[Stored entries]
==================================================
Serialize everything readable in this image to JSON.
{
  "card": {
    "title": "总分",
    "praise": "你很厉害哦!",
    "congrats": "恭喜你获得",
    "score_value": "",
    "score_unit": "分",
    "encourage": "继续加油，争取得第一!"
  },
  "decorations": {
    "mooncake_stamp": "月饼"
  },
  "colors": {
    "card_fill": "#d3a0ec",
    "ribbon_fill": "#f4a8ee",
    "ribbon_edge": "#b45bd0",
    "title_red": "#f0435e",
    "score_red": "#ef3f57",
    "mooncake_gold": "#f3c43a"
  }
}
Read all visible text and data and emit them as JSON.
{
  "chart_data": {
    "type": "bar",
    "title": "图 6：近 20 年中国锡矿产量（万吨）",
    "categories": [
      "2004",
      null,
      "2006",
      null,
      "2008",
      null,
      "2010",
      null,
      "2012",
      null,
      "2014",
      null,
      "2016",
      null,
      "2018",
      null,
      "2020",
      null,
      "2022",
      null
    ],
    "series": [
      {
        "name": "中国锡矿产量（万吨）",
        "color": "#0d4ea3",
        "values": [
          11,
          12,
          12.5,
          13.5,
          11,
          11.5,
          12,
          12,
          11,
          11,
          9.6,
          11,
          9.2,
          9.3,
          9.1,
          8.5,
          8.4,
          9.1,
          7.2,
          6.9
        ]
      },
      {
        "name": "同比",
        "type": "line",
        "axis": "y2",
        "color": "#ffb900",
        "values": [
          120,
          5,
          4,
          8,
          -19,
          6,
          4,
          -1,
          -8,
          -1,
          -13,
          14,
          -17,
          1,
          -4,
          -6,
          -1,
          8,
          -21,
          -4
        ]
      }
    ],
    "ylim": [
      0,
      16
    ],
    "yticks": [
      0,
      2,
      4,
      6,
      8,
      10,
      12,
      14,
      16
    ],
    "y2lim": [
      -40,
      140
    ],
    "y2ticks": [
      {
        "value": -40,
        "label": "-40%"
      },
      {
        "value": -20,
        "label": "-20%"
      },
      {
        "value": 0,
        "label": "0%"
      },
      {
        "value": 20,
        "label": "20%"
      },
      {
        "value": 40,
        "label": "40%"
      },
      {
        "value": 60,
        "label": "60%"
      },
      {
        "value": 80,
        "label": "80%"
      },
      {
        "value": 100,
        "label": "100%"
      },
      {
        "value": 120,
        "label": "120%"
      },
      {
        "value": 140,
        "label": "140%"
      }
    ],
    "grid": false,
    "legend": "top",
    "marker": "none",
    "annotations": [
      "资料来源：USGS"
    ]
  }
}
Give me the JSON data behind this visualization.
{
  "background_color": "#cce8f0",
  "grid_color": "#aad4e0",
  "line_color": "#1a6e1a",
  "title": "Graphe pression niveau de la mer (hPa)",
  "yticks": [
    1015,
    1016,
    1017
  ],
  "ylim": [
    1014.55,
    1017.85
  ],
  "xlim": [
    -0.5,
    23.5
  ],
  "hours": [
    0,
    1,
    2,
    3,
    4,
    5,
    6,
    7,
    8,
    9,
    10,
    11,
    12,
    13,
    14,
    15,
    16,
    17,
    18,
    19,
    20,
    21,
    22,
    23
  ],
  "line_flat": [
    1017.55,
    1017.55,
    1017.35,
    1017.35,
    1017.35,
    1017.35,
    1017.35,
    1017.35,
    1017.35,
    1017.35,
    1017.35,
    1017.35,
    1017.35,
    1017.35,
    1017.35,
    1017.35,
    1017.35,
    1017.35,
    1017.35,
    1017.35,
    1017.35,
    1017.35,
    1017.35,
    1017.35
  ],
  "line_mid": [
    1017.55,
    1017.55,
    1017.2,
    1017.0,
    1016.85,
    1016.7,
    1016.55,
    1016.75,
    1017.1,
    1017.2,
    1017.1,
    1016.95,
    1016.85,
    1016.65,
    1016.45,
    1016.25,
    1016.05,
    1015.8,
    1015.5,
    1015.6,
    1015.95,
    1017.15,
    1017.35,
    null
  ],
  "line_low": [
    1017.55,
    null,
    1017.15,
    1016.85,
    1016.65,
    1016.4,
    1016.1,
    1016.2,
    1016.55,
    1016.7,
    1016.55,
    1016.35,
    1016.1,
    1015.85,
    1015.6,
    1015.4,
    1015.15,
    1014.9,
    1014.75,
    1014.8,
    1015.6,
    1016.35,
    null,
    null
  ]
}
==================================================
## [Goal of the exercise]
Find and count the lines of the data that include the string "this", and report that figure by itself.

## [Full answer]
2